WHAT THE EXERCISE ASKS »
Your answer must consist solely of the number of lines that contain the word "dependencies".
** begin **
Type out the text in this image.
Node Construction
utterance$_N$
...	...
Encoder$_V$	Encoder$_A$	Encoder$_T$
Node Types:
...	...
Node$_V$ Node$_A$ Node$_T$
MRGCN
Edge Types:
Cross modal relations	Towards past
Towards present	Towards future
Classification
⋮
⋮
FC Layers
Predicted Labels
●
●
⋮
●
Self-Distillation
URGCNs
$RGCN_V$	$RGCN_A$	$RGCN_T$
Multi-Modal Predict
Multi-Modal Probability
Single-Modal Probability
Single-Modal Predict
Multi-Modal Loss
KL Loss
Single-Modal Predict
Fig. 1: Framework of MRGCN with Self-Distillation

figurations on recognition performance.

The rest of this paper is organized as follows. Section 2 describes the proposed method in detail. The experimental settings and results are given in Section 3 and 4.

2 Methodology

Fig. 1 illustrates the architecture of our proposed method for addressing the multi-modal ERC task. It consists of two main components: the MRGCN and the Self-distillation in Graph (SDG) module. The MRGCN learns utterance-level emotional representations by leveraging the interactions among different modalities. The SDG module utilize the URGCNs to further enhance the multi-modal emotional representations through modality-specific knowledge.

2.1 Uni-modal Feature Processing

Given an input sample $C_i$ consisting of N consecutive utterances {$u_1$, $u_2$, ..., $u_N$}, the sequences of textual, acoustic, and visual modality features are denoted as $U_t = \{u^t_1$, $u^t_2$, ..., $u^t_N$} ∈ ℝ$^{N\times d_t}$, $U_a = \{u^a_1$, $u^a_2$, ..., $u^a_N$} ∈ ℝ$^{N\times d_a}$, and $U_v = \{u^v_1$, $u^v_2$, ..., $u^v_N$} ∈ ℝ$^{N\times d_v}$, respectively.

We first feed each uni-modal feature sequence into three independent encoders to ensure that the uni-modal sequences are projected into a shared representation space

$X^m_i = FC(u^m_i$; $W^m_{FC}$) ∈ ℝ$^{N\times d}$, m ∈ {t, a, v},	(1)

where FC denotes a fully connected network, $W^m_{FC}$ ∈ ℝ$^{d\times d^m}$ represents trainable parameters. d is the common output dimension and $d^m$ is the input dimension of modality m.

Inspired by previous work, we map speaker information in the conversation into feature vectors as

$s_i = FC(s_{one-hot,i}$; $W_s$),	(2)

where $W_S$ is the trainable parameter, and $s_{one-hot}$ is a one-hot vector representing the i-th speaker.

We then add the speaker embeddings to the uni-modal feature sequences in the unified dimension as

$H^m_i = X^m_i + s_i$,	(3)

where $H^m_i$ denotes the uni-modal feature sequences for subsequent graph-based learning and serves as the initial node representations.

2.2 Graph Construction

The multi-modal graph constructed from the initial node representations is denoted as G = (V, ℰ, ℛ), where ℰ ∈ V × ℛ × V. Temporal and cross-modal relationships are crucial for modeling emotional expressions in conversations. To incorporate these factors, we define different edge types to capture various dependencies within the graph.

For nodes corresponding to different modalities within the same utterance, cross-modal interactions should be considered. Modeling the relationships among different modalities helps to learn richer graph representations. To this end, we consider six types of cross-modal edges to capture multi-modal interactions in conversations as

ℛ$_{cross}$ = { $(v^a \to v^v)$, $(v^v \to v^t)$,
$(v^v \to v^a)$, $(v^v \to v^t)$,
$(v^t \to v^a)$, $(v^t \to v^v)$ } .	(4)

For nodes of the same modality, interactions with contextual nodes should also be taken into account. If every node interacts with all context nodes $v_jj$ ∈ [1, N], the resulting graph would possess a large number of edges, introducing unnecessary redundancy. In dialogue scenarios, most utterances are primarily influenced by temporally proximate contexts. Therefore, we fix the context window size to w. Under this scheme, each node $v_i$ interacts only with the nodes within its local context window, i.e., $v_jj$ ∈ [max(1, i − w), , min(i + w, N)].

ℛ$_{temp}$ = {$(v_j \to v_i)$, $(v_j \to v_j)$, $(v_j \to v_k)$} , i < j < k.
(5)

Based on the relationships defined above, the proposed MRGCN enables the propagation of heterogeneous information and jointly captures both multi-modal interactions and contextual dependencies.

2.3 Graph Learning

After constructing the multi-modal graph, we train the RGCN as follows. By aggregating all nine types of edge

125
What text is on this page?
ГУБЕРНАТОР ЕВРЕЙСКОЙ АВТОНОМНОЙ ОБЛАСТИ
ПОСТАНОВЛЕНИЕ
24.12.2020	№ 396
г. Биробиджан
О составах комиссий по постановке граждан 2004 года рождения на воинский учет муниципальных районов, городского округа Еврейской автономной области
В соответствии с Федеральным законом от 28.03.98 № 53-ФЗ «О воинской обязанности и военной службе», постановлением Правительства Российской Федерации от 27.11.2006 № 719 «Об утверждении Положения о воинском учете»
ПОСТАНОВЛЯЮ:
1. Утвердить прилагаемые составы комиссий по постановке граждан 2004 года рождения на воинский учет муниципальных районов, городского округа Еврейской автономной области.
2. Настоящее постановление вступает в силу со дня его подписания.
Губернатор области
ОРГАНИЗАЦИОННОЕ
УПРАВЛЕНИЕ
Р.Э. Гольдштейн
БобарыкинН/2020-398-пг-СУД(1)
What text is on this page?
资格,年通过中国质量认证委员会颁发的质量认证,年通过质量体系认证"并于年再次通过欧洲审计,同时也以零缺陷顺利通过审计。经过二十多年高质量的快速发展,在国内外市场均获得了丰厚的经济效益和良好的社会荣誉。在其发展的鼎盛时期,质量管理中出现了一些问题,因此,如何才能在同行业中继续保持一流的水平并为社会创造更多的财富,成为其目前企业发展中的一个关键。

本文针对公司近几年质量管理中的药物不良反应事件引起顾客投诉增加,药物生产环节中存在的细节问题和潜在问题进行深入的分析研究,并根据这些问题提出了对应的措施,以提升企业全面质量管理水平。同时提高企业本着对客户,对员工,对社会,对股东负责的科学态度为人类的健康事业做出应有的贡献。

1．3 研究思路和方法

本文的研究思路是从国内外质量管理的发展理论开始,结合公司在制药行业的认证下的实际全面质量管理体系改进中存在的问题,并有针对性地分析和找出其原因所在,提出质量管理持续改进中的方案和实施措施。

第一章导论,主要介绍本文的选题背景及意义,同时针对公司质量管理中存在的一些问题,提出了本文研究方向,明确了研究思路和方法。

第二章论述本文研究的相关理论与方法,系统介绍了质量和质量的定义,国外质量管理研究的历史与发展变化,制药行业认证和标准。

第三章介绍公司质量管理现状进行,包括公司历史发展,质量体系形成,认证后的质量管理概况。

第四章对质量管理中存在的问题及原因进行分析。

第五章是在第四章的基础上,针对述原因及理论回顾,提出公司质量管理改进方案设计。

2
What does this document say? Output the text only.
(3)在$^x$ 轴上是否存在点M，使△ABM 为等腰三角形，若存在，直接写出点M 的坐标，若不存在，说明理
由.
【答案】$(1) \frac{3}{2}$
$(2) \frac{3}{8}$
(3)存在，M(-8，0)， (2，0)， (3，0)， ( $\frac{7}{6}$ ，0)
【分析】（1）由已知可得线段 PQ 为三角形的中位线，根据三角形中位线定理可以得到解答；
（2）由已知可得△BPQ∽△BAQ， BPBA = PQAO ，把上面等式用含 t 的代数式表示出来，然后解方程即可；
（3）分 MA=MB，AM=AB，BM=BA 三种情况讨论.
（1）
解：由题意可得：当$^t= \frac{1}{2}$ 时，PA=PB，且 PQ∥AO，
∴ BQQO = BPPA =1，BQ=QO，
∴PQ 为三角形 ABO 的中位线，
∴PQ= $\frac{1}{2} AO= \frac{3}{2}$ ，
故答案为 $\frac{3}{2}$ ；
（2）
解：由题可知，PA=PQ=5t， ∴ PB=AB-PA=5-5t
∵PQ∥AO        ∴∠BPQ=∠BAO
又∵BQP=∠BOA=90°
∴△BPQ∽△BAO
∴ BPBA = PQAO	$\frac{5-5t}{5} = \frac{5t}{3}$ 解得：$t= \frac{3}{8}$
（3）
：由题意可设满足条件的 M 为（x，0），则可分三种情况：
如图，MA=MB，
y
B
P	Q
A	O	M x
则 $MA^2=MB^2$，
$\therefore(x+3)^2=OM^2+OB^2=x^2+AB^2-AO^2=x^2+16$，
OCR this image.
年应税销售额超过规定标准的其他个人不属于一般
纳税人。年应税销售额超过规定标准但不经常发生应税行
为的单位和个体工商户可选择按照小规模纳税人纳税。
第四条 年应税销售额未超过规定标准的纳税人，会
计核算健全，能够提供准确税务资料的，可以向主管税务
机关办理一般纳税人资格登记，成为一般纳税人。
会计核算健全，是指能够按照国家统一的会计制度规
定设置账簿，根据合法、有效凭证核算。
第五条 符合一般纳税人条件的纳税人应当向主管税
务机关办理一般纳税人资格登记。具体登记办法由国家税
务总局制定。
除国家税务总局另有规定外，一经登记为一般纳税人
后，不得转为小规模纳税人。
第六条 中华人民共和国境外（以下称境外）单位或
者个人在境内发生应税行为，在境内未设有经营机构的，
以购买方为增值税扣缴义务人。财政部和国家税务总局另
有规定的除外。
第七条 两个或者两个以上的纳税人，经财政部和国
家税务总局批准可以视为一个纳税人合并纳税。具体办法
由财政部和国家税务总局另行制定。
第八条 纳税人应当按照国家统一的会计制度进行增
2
** end **
TASK RESULT »
2